(Document passage)
Three young women, arriving late, are making a somewhat hazardous passage to their places under the guidance of an attendant, along the very narrow ledge which divides the different compartments, to the evident amusement of the occupants thereof.

At the left corner of the stage is shown the end of the principal flower-walk (there is another on the other side of the auditorium, but only half the width) which runs thence to the back of the auditorium, and which gives access to the pit, besides being used by the actors for their exits and their entrances, specially when illusion requires them to come from a distance, or walk in processions.

This custom led actors to commence their dialogue as soon as ever they set foot inside the auditorium, and behind their audience, long before they reached the stage. The flower-walks thus became adjuncts to the stage, while the action of the play could be transferred from one to the other as circumstances required; the audience thereby were literally in the thick of the plot and become, as it were, part and parcel of the drama being enacted in their very midst, and not, as with us, something apart.

The print by Toyoharu illustrated at Plate 34 shows how the action of a play was thus transferred from the stage to the flower-walk, whereon Danjuro holds forth to the pittites, apparently oblivious to the invasion from the stage of Suketsune's retainers to attack him.

(Directions for this task)
Retype the passage on theater flower-walks word for word, starting with "At the left" and going on through "walk in processions.".

(Supplied data)

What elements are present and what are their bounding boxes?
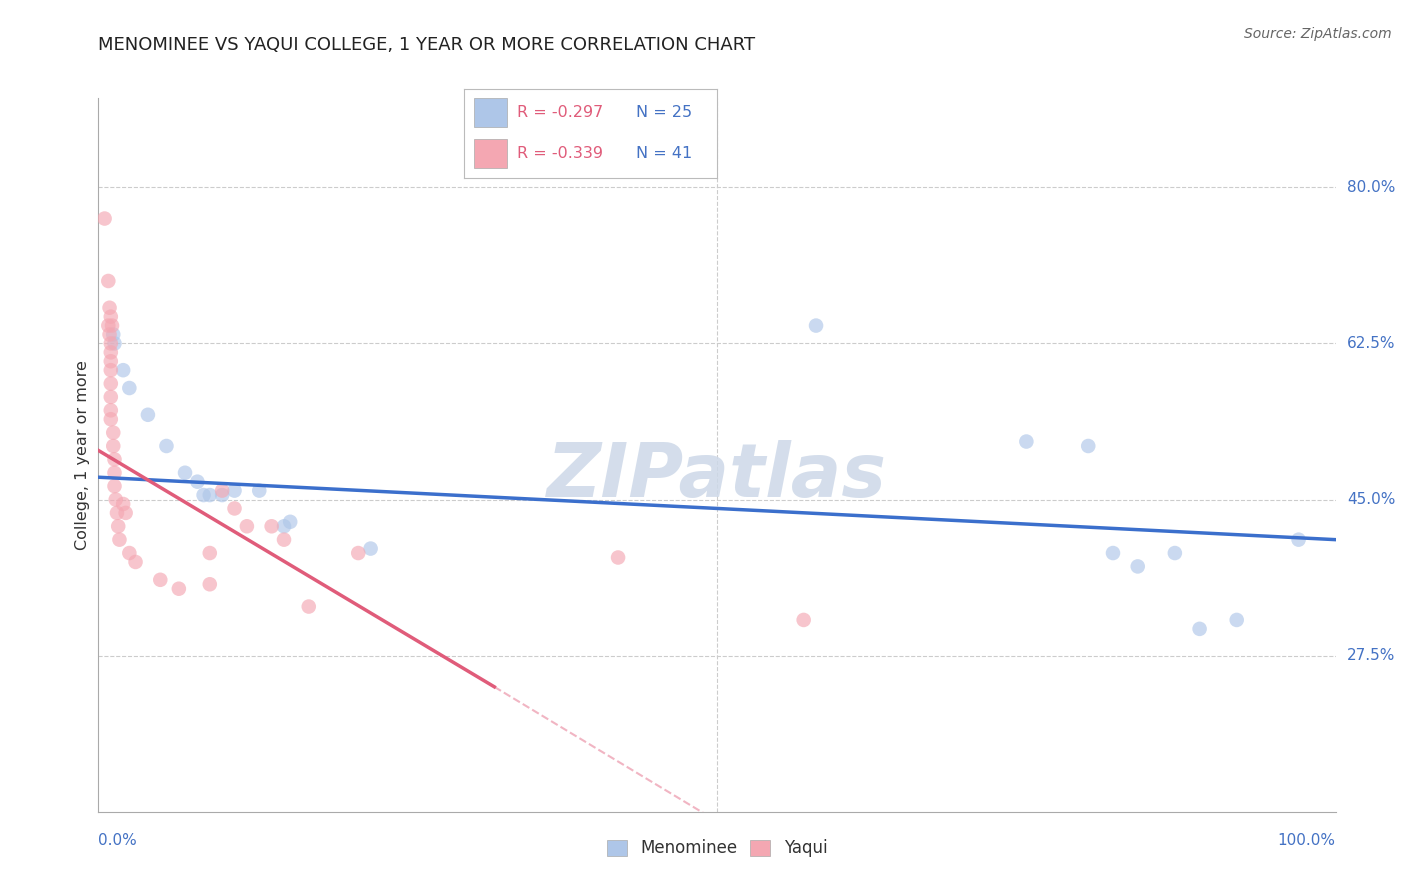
Point xyxy=(1015,434,1038,449)
Point xyxy=(103,425,125,440)
Point xyxy=(1164,546,1187,560)
Text: 27.5%: 27.5% xyxy=(1347,648,1395,663)
Point xyxy=(136,408,159,422)
Point xyxy=(793,613,815,627)
Point xyxy=(260,519,283,533)
Point xyxy=(198,546,221,560)
Point xyxy=(273,519,295,533)
Point xyxy=(224,483,246,498)
Point xyxy=(224,501,246,516)
Text: MENOMINEE VS YAQUI COLLEGE, 1 YEAR OR MORE CORRELATION CHART: MENOMINEE VS YAQUI COLLEGE, 1 YEAR OR MO… xyxy=(98,36,755,54)
Point xyxy=(1126,559,1149,574)
Point xyxy=(100,336,122,351)
Point xyxy=(100,412,122,426)
Point xyxy=(124,555,146,569)
Point xyxy=(103,327,125,342)
Point xyxy=(107,519,129,533)
Point xyxy=(804,318,827,333)
Legend: Menominee, Yaqui: Menominee, Yaqui xyxy=(600,833,834,864)
Point xyxy=(1226,613,1249,627)
Point xyxy=(247,483,270,498)
Text: ZIPatlas: ZIPatlas xyxy=(547,440,887,513)
Point xyxy=(236,519,259,533)
Point xyxy=(118,546,141,560)
Point xyxy=(97,274,120,288)
Point xyxy=(98,327,121,342)
Text: Source: ZipAtlas.com: Source: ZipAtlas.com xyxy=(1244,27,1392,41)
Point xyxy=(100,390,122,404)
Point xyxy=(198,488,221,502)
Text: 80.0%: 80.0% xyxy=(1347,180,1395,194)
Bar xyxy=(474,139,508,168)
Point xyxy=(149,573,172,587)
Text: R = -0.339: R = -0.339 xyxy=(517,146,603,161)
Point xyxy=(112,363,135,377)
Point xyxy=(347,546,370,560)
Point xyxy=(360,541,382,556)
Point xyxy=(1188,622,1211,636)
Point xyxy=(193,488,215,502)
Point xyxy=(101,318,124,333)
Y-axis label: College, 1 year or more: College, 1 year or more xyxy=(75,360,90,549)
Point xyxy=(167,582,190,596)
Point xyxy=(1288,533,1310,547)
Point xyxy=(108,533,131,547)
Point xyxy=(103,439,125,453)
Point xyxy=(1077,439,1099,453)
Text: N = 25: N = 25 xyxy=(636,105,692,120)
Point xyxy=(98,301,121,315)
Point xyxy=(174,466,197,480)
Point xyxy=(211,488,233,502)
Point xyxy=(298,599,321,614)
Point xyxy=(1102,546,1125,560)
Text: 45.0%: 45.0% xyxy=(1347,492,1395,507)
Point xyxy=(100,345,122,359)
Point xyxy=(114,506,136,520)
Point xyxy=(607,550,630,565)
Point xyxy=(186,475,208,489)
Text: R = -0.297: R = -0.297 xyxy=(517,105,603,120)
Point xyxy=(97,318,120,333)
Text: 62.5%: 62.5% xyxy=(1347,336,1395,351)
Point xyxy=(273,533,295,547)
Point xyxy=(103,452,125,467)
Point xyxy=(100,363,122,377)
Text: 100.0%: 100.0% xyxy=(1278,833,1336,848)
Point xyxy=(103,479,125,493)
Point xyxy=(100,376,122,391)
Bar xyxy=(474,98,508,127)
Point xyxy=(103,466,125,480)
Point xyxy=(100,403,122,417)
Point xyxy=(211,483,233,498)
Point xyxy=(112,497,135,511)
Point xyxy=(93,211,115,226)
Point xyxy=(155,439,177,453)
Point xyxy=(118,381,141,395)
Point xyxy=(104,492,127,507)
Point xyxy=(198,577,221,591)
Point xyxy=(278,515,301,529)
Point xyxy=(105,506,128,520)
Text: N = 41: N = 41 xyxy=(636,146,692,161)
Point xyxy=(100,310,122,324)
Point xyxy=(103,336,125,351)
Point xyxy=(100,354,122,368)
Text: 0.0%: 0.0% xyxy=(98,833,138,848)
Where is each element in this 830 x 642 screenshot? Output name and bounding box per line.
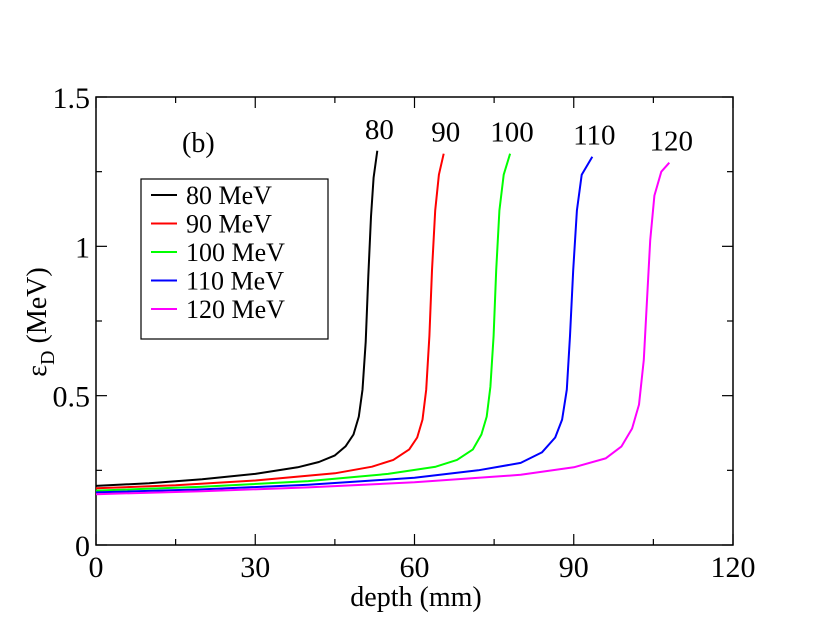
curve-end-label: 100 [490,117,534,149]
y-tick-label: 0.5 [53,381,91,414]
y-tick-label: 1.5 [53,82,91,115]
x-tick-label: 120 [711,551,756,584]
svg-text:εD (MeV): εD (MeV) [22,267,59,376]
y-tick-label: 0 [75,530,90,563]
y-axis-unit: (MeV) [22,267,53,350]
panel-label: (b) [182,128,215,159]
y-tick-label: 1 [75,231,90,264]
series-line-80-mev [95,150,379,487]
x-tick-label: 60 [400,551,430,584]
series-line-120-mev [95,162,671,496]
curve-end-label: 120 [650,126,694,158]
y-axis-subscript: D [37,350,59,364]
legend-label: 100 MeV [186,238,285,267]
series-line-110-mev [95,156,594,494]
axes-group: 0 30 60 90 120 0 0.5 1 1.5 [53,82,756,584]
legend-label: 110 MeV [186,267,284,296]
series-line-100-mev [95,153,512,492]
x-tick-label: 30 [240,551,270,584]
y-axis-symbol: ε [22,365,53,377]
curve-end-label: 90 [431,117,460,149]
curve-end-label: 80 [365,114,394,146]
legend-label: 80 MeV [186,181,272,210]
x-tick-label: 90 [559,551,589,584]
curve-labels-group: 80 90 100 110 120 [365,114,693,158]
x-tick-label: 0 [89,551,104,584]
series-line-90-mev [95,153,445,490]
legend-label: 90 MeV [186,210,272,239]
curve-end-label: 110 [573,120,615,152]
legend-label: 120 MeV [186,295,285,324]
y-axis-title: εD (MeV) [22,267,59,376]
legend-box [140,178,329,340]
series-group [95,150,671,496]
x-axis-title: depth (mm) [350,582,481,613]
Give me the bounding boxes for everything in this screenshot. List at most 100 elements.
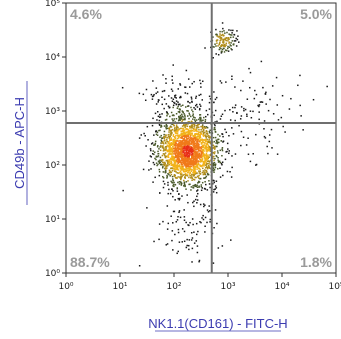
- event-dot: [300, 115, 302, 117]
- event-dot: [176, 129, 178, 131]
- event-dot: [177, 181, 179, 184]
- event-dot: [156, 91, 159, 93]
- event-dot: [183, 168, 185, 170]
- event-dot: [205, 115, 207, 118]
- event-dot: [184, 176, 186, 178]
- event-dot: [202, 130, 205, 132]
- event-dot: [253, 97, 256, 100]
- event-dot: [193, 140, 196, 143]
- event-dot: [214, 147, 216, 149]
- event-dot: [180, 116, 182, 118]
- event-dot: [170, 162, 173, 164]
- event-dot: [193, 179, 196, 181]
- event-dot: [189, 134, 192, 136]
- event-dot: [205, 143, 208, 145]
- event-dot: [220, 39, 222, 41]
- event-dot: [201, 165, 203, 167]
- event-dot: [222, 45, 225, 47]
- event-dot: [224, 128, 226, 131]
- event-dot: [184, 86, 187, 89]
- event-dot: [160, 163, 163, 166]
- event-dot: [178, 171, 181, 174]
- event-dot: [183, 173, 185, 176]
- event-dot: [175, 97, 177, 99]
- event-dot: [193, 130, 195, 132]
- event-dot: [171, 150, 173, 152]
- event-dot: [186, 109, 188, 112]
- event-dot: [209, 221, 211, 223]
- event-dot: [200, 184, 203, 186]
- event-dot: [187, 134, 189, 137]
- event-dot: [202, 139, 204, 141]
- event-dot: [187, 78, 190, 80]
- event-dot: [217, 159, 219, 161]
- event-dot: [175, 166, 177, 168]
- event-dot: [180, 167, 182, 169]
- event-dot: [162, 186, 165, 189]
- event-dot: [212, 157, 214, 160]
- event-dot: [155, 87, 158, 89]
- event-dot: [166, 164, 168, 166]
- event-dot: [188, 248, 190, 251]
- event-dot: [170, 138, 172, 140]
- event-dot: [200, 132, 202, 135]
- event-dot: [169, 129, 172, 132]
- event-dot: [213, 163, 215, 166]
- event-dot: [170, 215, 172, 217]
- event-dot: [194, 154, 196, 157]
- event-dot: [219, 30, 221, 33]
- event-dot: [218, 160, 221, 163]
- event-dot: [190, 106, 192, 109]
- event-dot: [214, 136, 217, 139]
- event-dot: [221, 147, 224, 149]
- event-dot: [230, 29, 232, 32]
- event-dot: [212, 36, 214, 38]
- event-dot: [228, 38, 230, 41]
- event-dot: [263, 128, 265, 130]
- event-dot: [198, 174, 200, 177]
- event-dot: [196, 165, 199, 167]
- event-dot: [181, 143, 184, 146]
- event-dot: [213, 101, 215, 104]
- event-dot: [179, 109, 181, 111]
- event-dot: [147, 139, 149, 141]
- event-dot: [172, 222, 174, 224]
- event-dot: [223, 43, 226, 46]
- event-dot: [188, 165, 190, 168]
- event-dot: [198, 167, 200, 170]
- event-dot: [150, 143, 153, 145]
- y-tick-label: 10⁵: [45, 0, 60, 9]
- event-dot: [169, 175, 171, 177]
- event-dot: [244, 108, 247, 111]
- event-dot: [213, 148, 216, 150]
- event-dot: [164, 170, 167, 172]
- event-dot: [175, 168, 177, 171]
- event-dot: [173, 167, 175, 170]
- event-dot: [222, 41, 224, 43]
- event-dot: [171, 239, 173, 242]
- event-dot: [191, 101, 193, 103]
- event-dot: [201, 149, 204, 152]
- event-dot: [183, 162, 186, 165]
- event-dot: [165, 125, 168, 127]
- event-dot: [196, 141, 198, 143]
- event-dot: [180, 165, 183, 167]
- event-dot: [184, 123, 187, 126]
- event-dot: [189, 154, 191, 156]
- event-dot: [176, 219, 179, 221]
- event-dot: [175, 112, 178, 115]
- event-dot: [182, 167, 184, 169]
- event-dot: [177, 156, 180, 159]
- event-dot: [232, 43, 235, 46]
- event-dot: [173, 156, 175, 158]
- event-dot: [195, 176, 197, 179]
- event-dot: [204, 156, 206, 158]
- event-dot: [290, 97, 292, 100]
- event-dot: [194, 155, 196, 158]
- event-dot: [252, 110, 254, 113]
- event-dot: [176, 140, 178, 142]
- event-dot: [158, 171, 161, 173]
- event-dot: [174, 129, 177, 131]
- event-dot: [183, 169, 185, 172]
- event-dot: [182, 141, 184, 144]
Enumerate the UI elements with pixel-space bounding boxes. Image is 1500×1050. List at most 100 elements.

(Complete answer)
At the left corner of the stage is shown the end of the principal flower-walk (there is another on the other side of the auditorium, but only half the width) which runs thence to the back of the auditorium, and which gives access to the pit, besides being used by the actors for their exits and their entrances, specially when illusion requires them to come from a distance, or walk in processions.